Records of where elements are located
- - -

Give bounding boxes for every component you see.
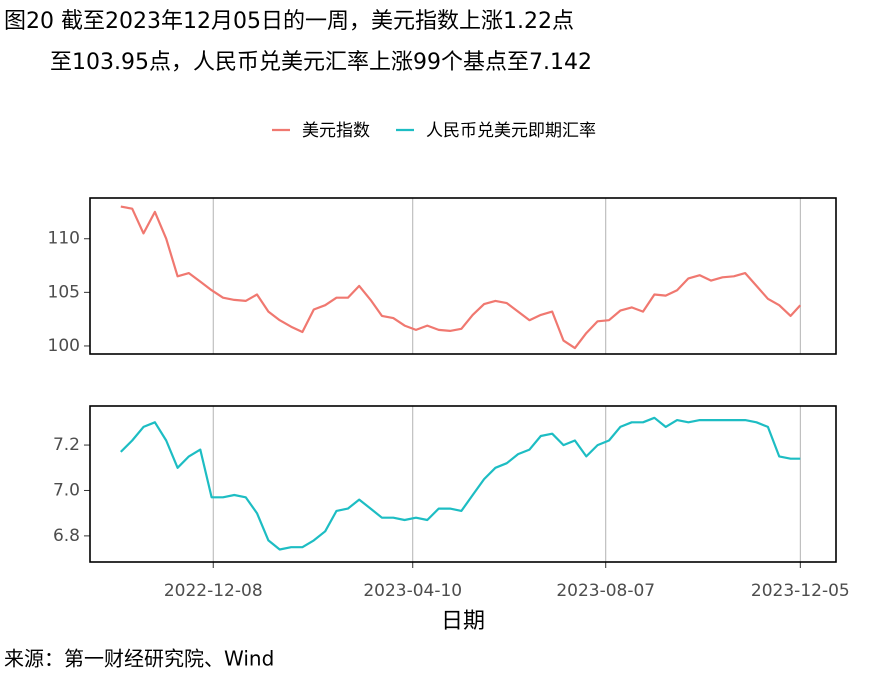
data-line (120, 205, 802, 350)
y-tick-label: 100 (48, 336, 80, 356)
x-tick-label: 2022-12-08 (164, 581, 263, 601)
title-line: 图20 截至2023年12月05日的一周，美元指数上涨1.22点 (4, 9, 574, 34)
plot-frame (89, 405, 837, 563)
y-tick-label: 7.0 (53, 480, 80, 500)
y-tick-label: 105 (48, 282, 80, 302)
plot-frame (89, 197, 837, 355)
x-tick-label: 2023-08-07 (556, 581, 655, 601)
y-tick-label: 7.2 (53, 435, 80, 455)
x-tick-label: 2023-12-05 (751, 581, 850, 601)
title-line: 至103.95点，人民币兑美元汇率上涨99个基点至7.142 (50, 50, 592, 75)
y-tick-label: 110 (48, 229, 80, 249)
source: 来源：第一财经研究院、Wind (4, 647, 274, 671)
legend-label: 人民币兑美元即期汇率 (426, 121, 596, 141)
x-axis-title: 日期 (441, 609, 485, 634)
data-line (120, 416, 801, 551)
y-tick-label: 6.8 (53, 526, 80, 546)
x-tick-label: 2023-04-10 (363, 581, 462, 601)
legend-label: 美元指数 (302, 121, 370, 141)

- - -

Copy every line of the records above exactly as it stands, but leave the pictures out of your answer.

Give bounding boxes for every component you see.
data-line (120, 205, 802, 350)
y-tick-label: 100 (48, 336, 80, 356)
x-tick-label: 2022-12-08 (164, 581, 263, 601)
title-line: 图20 截至2023年12月05日的一周，美元指数上涨1.22点 (4, 9, 574, 34)
plot-frame (89, 405, 837, 563)
y-tick-label: 7.0 (53, 480, 80, 500)
y-tick-label: 105 (48, 282, 80, 302)
plot-frame (89, 197, 837, 355)
x-tick-label: 2023-08-07 (556, 581, 655, 601)
y-tick-label: 7.2 (53, 435, 80, 455)
x-tick-label: 2023-12-05 (751, 581, 850, 601)
title-line: 至103.95点，人民币兑美元汇率上涨99个基点至7.142 (50, 50, 592, 75)
y-tick-label: 110 (48, 229, 80, 249)
source: 来源：第一财经研究院、Wind (4, 647, 274, 671)
legend-label: 人民币兑美元即期汇率 (426, 121, 596, 141)
x-axis-title: 日期 (441, 609, 485, 634)
data-line (120, 416, 801, 551)
y-tick-label: 6.8 (53, 526, 80, 546)
x-tick-label: 2023-04-10 (363, 581, 462, 601)
legend-label: 美元指数 (302, 121, 370, 141)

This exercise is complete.